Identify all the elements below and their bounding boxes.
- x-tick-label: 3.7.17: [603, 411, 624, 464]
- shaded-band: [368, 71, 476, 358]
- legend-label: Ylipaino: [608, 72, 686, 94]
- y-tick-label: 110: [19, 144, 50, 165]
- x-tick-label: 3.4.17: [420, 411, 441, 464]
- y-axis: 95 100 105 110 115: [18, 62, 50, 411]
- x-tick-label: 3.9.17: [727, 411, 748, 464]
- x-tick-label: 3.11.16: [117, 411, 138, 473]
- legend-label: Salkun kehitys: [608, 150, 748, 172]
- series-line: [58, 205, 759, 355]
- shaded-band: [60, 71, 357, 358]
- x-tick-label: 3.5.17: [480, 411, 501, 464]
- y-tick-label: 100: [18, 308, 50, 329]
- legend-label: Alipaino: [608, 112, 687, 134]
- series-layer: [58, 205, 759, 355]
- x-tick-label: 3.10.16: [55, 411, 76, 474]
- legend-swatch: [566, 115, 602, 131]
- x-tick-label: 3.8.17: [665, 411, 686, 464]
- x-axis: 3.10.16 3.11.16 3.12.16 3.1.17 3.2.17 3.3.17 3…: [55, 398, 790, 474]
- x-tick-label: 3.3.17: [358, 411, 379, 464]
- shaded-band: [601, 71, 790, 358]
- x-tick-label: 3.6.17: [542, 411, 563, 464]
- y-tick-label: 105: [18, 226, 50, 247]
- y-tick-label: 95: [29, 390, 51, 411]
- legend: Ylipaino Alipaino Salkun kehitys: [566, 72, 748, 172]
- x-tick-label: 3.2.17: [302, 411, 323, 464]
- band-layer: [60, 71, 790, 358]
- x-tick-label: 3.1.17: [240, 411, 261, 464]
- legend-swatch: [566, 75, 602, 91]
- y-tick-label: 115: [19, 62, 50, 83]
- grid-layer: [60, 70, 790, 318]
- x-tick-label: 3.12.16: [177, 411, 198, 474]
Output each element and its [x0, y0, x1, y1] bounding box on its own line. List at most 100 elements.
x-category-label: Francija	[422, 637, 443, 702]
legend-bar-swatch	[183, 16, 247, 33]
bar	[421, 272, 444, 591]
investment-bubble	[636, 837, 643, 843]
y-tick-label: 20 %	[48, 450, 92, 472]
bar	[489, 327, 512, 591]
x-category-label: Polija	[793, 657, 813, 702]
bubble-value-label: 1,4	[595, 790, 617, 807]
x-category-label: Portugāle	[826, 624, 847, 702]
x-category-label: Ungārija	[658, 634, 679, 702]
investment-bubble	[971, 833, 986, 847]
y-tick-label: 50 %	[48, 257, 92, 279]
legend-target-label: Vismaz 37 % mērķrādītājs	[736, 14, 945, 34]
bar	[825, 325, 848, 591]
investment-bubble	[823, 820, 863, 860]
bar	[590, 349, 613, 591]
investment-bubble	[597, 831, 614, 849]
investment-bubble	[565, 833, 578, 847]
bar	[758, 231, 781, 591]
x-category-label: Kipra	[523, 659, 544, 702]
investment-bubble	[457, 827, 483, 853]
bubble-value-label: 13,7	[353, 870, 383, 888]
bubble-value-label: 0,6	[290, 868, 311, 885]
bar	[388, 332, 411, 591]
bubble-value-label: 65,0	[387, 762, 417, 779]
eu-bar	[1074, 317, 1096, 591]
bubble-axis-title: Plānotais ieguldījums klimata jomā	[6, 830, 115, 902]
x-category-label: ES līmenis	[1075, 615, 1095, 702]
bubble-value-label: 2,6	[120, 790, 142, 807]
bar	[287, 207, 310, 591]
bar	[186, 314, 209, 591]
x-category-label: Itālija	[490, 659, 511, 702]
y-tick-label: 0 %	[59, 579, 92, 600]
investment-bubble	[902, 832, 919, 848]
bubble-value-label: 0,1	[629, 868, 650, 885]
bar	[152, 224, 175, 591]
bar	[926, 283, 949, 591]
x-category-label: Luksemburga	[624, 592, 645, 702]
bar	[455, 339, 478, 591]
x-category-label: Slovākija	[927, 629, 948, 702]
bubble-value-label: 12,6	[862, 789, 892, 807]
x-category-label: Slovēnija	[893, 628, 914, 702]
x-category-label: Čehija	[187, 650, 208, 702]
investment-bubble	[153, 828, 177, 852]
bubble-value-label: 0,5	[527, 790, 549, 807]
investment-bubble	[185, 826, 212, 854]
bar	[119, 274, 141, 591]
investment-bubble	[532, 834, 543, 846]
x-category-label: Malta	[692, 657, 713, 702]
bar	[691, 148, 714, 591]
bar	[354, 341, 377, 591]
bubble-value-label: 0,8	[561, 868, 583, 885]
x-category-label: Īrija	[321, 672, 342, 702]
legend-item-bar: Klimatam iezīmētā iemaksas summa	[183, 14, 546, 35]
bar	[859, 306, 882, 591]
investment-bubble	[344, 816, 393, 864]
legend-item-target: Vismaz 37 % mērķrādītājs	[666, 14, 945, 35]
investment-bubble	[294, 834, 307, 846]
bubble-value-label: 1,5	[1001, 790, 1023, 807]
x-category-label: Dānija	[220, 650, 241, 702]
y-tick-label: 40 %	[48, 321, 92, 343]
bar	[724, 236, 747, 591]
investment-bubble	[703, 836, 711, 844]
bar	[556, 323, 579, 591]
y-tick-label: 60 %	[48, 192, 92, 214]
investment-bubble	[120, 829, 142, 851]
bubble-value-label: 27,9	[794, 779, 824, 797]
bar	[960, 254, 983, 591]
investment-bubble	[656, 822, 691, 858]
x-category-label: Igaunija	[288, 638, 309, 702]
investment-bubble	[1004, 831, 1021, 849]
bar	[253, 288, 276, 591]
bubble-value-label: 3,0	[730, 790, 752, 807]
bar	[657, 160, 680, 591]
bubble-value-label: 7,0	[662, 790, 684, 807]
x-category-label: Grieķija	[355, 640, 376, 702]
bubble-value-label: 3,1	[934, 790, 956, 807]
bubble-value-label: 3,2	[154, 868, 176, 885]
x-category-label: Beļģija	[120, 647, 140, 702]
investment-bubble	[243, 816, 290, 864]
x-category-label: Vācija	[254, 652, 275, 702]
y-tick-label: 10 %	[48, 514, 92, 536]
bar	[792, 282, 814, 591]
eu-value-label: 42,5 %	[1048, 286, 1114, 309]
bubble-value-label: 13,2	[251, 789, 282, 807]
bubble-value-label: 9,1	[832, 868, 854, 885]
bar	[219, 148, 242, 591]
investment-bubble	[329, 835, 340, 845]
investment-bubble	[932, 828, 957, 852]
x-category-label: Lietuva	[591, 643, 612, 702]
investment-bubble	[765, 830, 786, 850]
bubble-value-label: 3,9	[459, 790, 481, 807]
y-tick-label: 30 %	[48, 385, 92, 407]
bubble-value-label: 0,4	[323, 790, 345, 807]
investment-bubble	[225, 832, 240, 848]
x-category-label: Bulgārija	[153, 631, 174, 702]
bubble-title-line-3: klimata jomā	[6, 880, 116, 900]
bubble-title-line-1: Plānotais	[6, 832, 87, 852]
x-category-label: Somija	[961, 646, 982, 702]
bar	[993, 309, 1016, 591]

|---|

Rewrite all of the lines above, changing every "Salkun kehitys" to "Portfolio performance" and keeping everything else the same.

Answer to the problem »
Identify all the elements below and their bounding boxes.
- x-tick-label: 3.7.17: [603, 411, 624, 464]
- shaded-band: [368, 71, 476, 358]
- legend-label: Ylipaino: [608, 72, 686, 94]
- y-tick-label: 110: [19, 144, 50, 165]
- x-tick-label: 3.4.17: [420, 411, 441, 464]
- y-axis: 95 100 105 110 115: [18, 62, 50, 411]
- x-tick-label: 3.9.17: [727, 411, 748, 464]
- x-tick-label: 3.11.16: [117, 411, 138, 473]
- legend-label: Portfolio performance: [608, 150, 748, 172]
- series-line: [58, 205, 759, 355]
- shaded-band: [60, 71, 357, 358]
- x-tick-label: 3.5.17: [480, 411, 501, 464]
- y-tick-label: 100: [18, 308, 50, 329]
- legend-label: Alipaino: [608, 112, 687, 134]
- series-layer: [58, 205, 759, 355]
- x-tick-label: 3.10.16: [55, 411, 76, 474]
- legend-swatch: [566, 115, 602, 131]
- x-tick-label: 3.8.17: [665, 411, 686, 464]
- x-axis: 3.10.16 3.11.16 3.12.16 3.1.17 3.2.17 3.3.17 3…: [55, 398, 790, 474]
- x-tick-label: 3.3.17: [358, 411, 379, 464]
- shaded-band: [601, 71, 790, 358]
- x-tick-label: 3.6.17: [542, 411, 563, 464]
- y-tick-label: 105: [18, 226, 50, 247]
- y-tick-label: 95: [29, 390, 51, 411]
- legend: Ylipaino Alipaino Portfolio performance: [566, 72, 748, 172]
- x-tick-label: 3.2.17: [302, 411, 323, 464]
- band-layer: [60, 71, 790, 358]
- x-tick-label: 3.1.17: [240, 411, 261, 464]
- legend-swatch: [566, 75, 602, 91]
- y-tick-label: 115: [19, 62, 50, 83]
- grid-layer: [60, 70, 790, 318]
- x-tick-label: 3.12.16: [177, 411, 198, 474]
Output each element and its [x0, y0, x1, y1] bounding box on its own line. List at most 100 elements.
x-category-label: Francija	[422, 637, 443, 702]
legend-bar-swatch	[183, 16, 247, 33]
bar	[421, 272, 444, 591]
investment-bubble	[636, 837, 643, 843]
y-tick-label: 20 %	[48, 450, 92, 472]
bar	[489, 327, 512, 591]
x-category-label: Polija	[793, 657, 813, 702]
bubble-value-label: 1,4	[595, 790, 617, 807]
x-category-label: Portugāle	[826, 624, 847, 702]
x-category-label: Ungārija	[658, 634, 679, 702]
investment-bubble	[971, 833, 986, 847]
y-tick-label: 50 %	[48, 257, 92, 279]
legend-target-label: Vismaz 37 % mērķrādītājs	[736, 14, 945, 34]
bar	[825, 325, 848, 591]
investment-bubble	[823, 820, 863, 860]
bar	[590, 349, 613, 591]
investment-bubble	[597, 831, 614, 849]
investment-bubble	[565, 833, 578, 847]
bar	[758, 231, 781, 591]
x-category-label: Kipra	[523, 659, 544, 702]
investment-bubble	[457, 827, 483, 853]
bubble-value-label: 13,7	[353, 870, 383, 888]
bubble-value-label: 0,6	[290, 868, 311, 885]
bar	[388, 332, 411, 591]
bubble-value-label: 65,0	[387, 762, 417, 779]
eu-bar	[1074, 317, 1096, 591]
bubble-axis-title: Plānotais ieguldījums klimata jomā	[6, 830, 115, 902]
x-category-label: ES līmenis	[1075, 615, 1095, 702]
bubble-value-label: 2,6	[120, 790, 142, 807]
bar	[287, 207, 310, 591]
bar	[186, 314, 209, 591]
x-category-label: Itālija	[490, 659, 511, 702]
y-tick-label: 0 %	[59, 579, 92, 600]
investment-bubble	[902, 832, 919, 848]
bubble-value-label: 0,1	[629, 868, 650, 885]
bar	[152, 224, 175, 591]
bar	[926, 283, 949, 591]
x-category-label: Luksemburga	[624, 592, 645, 702]
bar	[455, 339, 478, 591]
x-category-label: Slovākija	[927, 629, 948, 702]
bubble-value-label: 12,6	[862, 789, 892, 807]
x-category-label: Slovēnija	[893, 628, 914, 702]
x-category-label: Čehija	[187, 650, 208, 702]
investment-bubble	[153, 828, 177, 852]
bubble-value-label: 0,5	[527, 790, 549, 807]
investment-bubble	[185, 826, 212, 854]
bar	[119, 274, 141, 591]
investment-bubble	[532, 834, 543, 846]
x-category-label: Malta	[692, 657, 713, 702]
bar	[691, 148, 714, 591]
bar	[354, 341, 377, 591]
bubble-value-label: 0,8	[561, 868, 583, 885]
x-category-label: Īrija	[321, 672, 342, 702]
legend-item-bar: Klimatam iezīmētā iemaksas summa	[183, 14, 546, 35]
bar	[859, 306, 882, 591]
investment-bubble	[344, 816, 393, 864]
legend-item-target: Vismaz 37 % mērķrādītājs	[666, 14, 945, 35]
investment-bubble	[294, 834, 307, 846]
bubble-value-label: 1,5	[1001, 790, 1023, 807]
x-category-label: Dānija	[220, 650, 241, 702]
y-tick-label: 40 %	[48, 321, 92, 343]
bar	[724, 236, 747, 591]
investment-bubble	[703, 836, 711, 844]
bar	[556, 323, 579, 591]
y-tick-label: 60 %	[48, 192, 92, 214]
investment-bubble	[120, 829, 142, 851]
bubble-value-label: 27,9	[794, 779, 824, 797]
bar	[960, 254, 983, 591]
investment-bubble	[656, 822, 691, 858]
x-category-label: Igaunija	[288, 638, 309, 702]
investment-bubble	[1004, 831, 1021, 849]
bar	[253, 288, 276, 591]
bubble-value-label: 3,0	[730, 790, 752, 807]
bar	[657, 160, 680, 591]
bubble-value-label: 7,0	[662, 790, 684, 807]
x-category-label: Grieķija	[355, 640, 376, 702]
bubble-value-label: 3,1	[934, 790, 956, 807]
bubble-value-label: 3,2	[154, 868, 176, 885]
x-category-label: Beļģija	[120, 647, 140, 702]
investment-bubble	[243, 816, 290, 864]
x-category-label: Vācija	[254, 652, 275, 702]
y-tick-label: 10 %	[48, 514, 92, 536]
bar	[792, 282, 814, 591]
eu-value-label: 42,5 %	[1048, 286, 1114, 309]
bubble-value-label: 13,2	[251, 789, 282, 807]
bubble-value-label: 9,1	[832, 868, 854, 885]
bar	[219, 148, 242, 591]
investment-bubble	[329, 835, 340, 845]
investment-bubble	[932, 828, 957, 852]
x-category-label: Lietuva	[591, 643, 612, 702]
investment-bubble	[765, 830, 786, 850]
bubble-value-label: 3,9	[459, 790, 481, 807]
y-tick-label: 30 %	[48, 385, 92, 407]
bubble-value-label: 0,4	[323, 790, 345, 807]
investment-bubble	[225, 832, 240, 848]
x-category-label: Bulgārija	[153, 631, 174, 702]
bubble-title-line-3: klimata jomā	[6, 880, 116, 900]
bubble-title-line-1: Plānotais	[6, 832, 87, 852]
x-category-label: Somija	[961, 646, 982, 702]
bar	[993, 309, 1016, 591]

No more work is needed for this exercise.